Provided records:
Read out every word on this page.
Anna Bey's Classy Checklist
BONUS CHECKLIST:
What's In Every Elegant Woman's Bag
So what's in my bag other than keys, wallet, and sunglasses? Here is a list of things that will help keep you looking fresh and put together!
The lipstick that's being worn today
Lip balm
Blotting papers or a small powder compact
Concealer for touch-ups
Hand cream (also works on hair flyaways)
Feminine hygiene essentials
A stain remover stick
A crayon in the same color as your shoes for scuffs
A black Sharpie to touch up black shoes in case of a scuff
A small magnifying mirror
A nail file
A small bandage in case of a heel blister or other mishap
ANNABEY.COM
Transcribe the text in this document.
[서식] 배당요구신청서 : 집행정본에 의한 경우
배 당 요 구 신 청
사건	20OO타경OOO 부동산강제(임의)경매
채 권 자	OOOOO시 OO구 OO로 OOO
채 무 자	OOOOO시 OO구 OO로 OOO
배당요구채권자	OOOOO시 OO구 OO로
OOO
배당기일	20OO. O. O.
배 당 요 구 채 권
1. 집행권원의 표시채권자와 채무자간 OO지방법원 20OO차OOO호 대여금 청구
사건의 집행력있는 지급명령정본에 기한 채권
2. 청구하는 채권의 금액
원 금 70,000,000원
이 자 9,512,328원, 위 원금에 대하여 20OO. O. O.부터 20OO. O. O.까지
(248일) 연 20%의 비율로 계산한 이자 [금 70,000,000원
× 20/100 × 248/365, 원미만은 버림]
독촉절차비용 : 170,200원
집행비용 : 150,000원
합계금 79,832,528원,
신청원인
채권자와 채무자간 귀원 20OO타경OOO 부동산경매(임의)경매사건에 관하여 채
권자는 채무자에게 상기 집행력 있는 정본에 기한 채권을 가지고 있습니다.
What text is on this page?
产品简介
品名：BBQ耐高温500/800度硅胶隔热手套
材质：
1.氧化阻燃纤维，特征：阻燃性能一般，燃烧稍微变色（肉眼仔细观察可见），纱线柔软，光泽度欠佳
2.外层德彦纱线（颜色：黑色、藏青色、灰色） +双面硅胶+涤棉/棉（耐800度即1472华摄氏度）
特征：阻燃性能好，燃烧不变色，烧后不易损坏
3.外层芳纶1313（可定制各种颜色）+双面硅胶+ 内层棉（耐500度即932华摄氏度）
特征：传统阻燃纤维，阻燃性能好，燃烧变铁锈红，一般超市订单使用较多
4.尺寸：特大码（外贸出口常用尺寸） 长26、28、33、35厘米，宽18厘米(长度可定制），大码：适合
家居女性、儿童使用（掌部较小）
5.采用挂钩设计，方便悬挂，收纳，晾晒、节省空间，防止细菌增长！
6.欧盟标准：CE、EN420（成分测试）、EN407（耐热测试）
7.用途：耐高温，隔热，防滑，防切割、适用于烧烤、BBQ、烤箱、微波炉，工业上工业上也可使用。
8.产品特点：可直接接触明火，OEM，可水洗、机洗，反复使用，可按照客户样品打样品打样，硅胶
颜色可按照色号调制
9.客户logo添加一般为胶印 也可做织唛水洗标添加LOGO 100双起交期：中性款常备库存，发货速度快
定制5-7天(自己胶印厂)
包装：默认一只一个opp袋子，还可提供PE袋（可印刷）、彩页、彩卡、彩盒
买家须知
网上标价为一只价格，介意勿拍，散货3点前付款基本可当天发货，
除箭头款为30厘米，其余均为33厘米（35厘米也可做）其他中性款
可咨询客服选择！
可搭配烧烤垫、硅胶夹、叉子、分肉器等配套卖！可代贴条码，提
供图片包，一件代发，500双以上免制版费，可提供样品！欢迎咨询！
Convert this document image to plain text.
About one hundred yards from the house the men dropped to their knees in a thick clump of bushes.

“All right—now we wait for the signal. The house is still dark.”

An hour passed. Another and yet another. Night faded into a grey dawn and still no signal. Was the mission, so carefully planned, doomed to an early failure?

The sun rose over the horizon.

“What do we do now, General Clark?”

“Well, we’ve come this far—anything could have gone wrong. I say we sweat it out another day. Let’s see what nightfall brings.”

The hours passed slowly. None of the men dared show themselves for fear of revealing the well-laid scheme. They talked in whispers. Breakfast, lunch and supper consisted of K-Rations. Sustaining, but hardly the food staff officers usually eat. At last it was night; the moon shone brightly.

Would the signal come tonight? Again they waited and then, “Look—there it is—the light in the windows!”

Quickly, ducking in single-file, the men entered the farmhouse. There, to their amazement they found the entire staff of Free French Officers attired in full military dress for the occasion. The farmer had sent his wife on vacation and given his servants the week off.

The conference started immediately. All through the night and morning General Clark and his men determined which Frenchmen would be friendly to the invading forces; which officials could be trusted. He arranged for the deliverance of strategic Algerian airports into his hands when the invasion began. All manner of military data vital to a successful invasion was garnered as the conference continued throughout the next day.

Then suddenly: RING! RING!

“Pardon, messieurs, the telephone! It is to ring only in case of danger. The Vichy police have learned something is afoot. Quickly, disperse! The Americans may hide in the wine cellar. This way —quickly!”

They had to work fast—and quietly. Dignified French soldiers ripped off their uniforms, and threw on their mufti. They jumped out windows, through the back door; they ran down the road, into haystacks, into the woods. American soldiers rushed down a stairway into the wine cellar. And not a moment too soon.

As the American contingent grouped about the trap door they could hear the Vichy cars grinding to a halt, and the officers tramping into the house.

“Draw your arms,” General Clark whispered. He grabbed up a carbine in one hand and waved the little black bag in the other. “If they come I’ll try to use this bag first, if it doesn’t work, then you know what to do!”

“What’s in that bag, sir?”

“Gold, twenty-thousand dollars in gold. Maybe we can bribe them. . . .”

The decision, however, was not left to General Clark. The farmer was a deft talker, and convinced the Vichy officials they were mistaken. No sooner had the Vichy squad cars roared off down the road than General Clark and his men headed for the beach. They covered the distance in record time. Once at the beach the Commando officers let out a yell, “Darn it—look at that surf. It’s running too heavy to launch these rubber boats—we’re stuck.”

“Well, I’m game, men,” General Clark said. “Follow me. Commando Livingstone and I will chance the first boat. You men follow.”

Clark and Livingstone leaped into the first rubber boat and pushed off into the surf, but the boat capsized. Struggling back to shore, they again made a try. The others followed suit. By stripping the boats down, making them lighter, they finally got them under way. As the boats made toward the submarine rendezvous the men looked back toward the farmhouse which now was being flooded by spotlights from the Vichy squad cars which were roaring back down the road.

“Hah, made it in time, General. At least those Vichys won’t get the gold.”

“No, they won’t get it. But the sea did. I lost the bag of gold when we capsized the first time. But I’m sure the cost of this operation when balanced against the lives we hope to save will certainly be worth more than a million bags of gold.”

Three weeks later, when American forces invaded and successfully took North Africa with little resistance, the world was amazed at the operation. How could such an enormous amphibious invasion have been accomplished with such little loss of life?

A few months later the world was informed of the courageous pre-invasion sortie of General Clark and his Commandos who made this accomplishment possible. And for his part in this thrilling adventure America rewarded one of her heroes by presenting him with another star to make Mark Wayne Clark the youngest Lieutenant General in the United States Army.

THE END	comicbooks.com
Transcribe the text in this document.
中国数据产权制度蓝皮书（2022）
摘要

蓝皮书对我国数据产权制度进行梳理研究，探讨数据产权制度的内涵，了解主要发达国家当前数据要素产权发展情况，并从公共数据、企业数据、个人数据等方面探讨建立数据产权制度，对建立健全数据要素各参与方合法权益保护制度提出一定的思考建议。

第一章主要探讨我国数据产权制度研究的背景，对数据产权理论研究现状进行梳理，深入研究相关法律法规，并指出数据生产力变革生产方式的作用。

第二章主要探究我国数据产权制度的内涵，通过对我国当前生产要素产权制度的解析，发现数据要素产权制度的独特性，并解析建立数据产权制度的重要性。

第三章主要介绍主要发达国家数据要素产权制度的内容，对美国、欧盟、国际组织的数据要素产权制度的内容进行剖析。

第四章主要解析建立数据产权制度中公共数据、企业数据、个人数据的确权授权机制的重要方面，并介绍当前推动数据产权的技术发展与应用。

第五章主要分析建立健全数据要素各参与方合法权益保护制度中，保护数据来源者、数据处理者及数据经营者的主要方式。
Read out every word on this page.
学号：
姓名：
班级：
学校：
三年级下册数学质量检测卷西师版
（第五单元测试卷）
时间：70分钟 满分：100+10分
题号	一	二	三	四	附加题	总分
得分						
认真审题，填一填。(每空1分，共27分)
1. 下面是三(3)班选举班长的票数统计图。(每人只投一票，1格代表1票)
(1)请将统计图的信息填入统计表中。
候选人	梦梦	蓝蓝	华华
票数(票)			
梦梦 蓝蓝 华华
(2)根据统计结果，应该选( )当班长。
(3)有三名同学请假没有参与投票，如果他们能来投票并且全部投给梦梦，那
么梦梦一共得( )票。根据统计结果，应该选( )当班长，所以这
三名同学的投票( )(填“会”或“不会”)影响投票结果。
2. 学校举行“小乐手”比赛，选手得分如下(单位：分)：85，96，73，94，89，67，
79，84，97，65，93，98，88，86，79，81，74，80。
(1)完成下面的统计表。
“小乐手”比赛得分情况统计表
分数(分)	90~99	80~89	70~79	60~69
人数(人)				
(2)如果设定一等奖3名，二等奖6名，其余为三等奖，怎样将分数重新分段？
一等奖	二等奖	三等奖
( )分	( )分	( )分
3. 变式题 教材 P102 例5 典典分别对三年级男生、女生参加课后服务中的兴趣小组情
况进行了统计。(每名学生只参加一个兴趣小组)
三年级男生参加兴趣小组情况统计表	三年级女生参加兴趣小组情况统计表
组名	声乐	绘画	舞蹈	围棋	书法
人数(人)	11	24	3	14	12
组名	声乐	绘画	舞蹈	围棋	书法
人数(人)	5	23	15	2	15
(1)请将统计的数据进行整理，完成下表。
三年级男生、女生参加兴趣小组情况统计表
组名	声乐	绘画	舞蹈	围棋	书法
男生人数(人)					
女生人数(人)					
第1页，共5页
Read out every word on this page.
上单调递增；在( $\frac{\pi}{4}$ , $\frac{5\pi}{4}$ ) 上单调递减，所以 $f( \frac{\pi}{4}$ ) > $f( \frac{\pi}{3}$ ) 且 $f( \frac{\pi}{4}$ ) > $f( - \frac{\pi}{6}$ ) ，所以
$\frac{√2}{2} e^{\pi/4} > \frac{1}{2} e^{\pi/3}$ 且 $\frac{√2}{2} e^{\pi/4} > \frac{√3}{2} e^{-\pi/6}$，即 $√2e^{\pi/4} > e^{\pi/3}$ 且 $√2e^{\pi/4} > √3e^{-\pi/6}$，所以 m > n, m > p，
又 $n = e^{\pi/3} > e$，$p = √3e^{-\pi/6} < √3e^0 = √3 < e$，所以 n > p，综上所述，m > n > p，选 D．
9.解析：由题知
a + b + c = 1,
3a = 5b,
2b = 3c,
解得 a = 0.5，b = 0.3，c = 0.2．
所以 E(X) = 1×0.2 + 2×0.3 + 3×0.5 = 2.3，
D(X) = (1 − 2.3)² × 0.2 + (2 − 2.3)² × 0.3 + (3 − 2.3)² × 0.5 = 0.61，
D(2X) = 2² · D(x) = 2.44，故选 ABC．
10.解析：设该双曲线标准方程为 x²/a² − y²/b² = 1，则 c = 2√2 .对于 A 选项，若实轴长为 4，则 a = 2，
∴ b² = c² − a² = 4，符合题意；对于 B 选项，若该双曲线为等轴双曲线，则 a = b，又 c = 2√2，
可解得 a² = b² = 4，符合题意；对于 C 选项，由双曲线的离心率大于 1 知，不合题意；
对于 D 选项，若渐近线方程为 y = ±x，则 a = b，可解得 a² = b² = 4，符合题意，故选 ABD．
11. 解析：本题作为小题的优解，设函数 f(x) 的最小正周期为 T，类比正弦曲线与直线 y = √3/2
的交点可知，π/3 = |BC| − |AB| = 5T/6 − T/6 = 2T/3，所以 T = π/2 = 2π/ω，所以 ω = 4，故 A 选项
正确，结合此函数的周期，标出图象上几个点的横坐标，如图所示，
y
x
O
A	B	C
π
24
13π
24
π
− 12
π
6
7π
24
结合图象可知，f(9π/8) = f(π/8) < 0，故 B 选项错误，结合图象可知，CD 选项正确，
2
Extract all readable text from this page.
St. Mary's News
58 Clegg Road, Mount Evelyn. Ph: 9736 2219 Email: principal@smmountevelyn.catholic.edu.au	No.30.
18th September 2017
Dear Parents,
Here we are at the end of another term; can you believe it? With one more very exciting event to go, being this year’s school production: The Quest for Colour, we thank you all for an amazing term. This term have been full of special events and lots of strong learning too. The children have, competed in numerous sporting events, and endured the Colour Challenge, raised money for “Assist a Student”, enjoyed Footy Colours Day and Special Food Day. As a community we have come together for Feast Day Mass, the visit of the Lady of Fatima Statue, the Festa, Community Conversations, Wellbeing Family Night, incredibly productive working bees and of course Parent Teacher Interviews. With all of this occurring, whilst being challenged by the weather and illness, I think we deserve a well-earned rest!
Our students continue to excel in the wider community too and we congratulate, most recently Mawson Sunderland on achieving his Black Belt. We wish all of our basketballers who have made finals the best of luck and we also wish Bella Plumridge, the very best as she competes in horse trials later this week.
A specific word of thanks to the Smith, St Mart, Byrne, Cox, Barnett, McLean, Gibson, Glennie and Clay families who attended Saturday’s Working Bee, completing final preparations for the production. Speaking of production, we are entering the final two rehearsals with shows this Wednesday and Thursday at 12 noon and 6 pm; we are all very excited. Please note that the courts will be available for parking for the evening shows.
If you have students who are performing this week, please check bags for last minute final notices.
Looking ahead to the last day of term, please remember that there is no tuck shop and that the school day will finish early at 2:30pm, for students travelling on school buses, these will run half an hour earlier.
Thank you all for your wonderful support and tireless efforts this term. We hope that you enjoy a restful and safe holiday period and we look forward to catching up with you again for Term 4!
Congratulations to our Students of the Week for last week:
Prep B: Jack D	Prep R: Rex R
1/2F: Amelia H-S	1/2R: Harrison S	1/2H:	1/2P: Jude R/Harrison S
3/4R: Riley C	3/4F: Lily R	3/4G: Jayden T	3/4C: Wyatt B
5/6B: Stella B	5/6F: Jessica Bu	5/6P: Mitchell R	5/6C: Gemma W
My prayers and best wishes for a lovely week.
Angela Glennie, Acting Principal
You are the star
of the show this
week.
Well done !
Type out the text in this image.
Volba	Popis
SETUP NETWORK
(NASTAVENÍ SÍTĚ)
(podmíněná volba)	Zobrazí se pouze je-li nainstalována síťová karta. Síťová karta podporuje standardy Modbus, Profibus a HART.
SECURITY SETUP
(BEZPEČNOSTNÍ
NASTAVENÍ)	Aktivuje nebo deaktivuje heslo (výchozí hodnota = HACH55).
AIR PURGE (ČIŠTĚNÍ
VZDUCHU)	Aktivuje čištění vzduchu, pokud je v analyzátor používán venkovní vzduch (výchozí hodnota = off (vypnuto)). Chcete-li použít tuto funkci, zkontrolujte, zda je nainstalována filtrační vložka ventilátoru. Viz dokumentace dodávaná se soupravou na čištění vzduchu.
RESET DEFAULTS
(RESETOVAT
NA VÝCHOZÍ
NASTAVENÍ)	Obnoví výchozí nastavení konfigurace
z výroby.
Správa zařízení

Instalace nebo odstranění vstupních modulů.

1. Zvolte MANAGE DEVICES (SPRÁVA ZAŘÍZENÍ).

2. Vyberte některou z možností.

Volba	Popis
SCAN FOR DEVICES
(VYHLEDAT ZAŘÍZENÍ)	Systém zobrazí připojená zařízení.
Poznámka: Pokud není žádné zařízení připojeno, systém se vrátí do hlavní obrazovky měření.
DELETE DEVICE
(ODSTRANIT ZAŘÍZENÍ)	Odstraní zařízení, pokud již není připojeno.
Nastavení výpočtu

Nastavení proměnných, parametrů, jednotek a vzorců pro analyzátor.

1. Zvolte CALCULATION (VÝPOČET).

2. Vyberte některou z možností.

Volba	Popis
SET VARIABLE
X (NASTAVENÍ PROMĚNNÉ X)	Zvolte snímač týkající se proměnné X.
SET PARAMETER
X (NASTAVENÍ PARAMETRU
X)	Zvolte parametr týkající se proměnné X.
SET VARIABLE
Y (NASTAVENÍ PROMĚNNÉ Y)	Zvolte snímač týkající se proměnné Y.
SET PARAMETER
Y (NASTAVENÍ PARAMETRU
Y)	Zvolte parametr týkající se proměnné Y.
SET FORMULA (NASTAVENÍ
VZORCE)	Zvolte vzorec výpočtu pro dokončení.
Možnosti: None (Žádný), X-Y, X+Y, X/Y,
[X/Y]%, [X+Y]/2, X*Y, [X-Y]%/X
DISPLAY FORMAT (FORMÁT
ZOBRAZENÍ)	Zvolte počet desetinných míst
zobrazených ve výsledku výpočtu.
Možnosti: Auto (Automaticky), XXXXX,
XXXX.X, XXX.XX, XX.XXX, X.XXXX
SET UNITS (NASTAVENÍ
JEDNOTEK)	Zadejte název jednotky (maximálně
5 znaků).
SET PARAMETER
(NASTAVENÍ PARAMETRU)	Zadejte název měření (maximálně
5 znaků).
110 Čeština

Directions for this task: Copy every line of the material in which the word "signal" occurs.

Response to the task:
“All right—now we wait for the signal. The house is still dark.”
An hour passed. Another and yet another. Night faded into a grey dawn and still no signal. Was the mission, so carefully planned, doomed to an early failure?
Would the signal come tonight? Again they waited and then, “Look—there it is—the light in the windows!”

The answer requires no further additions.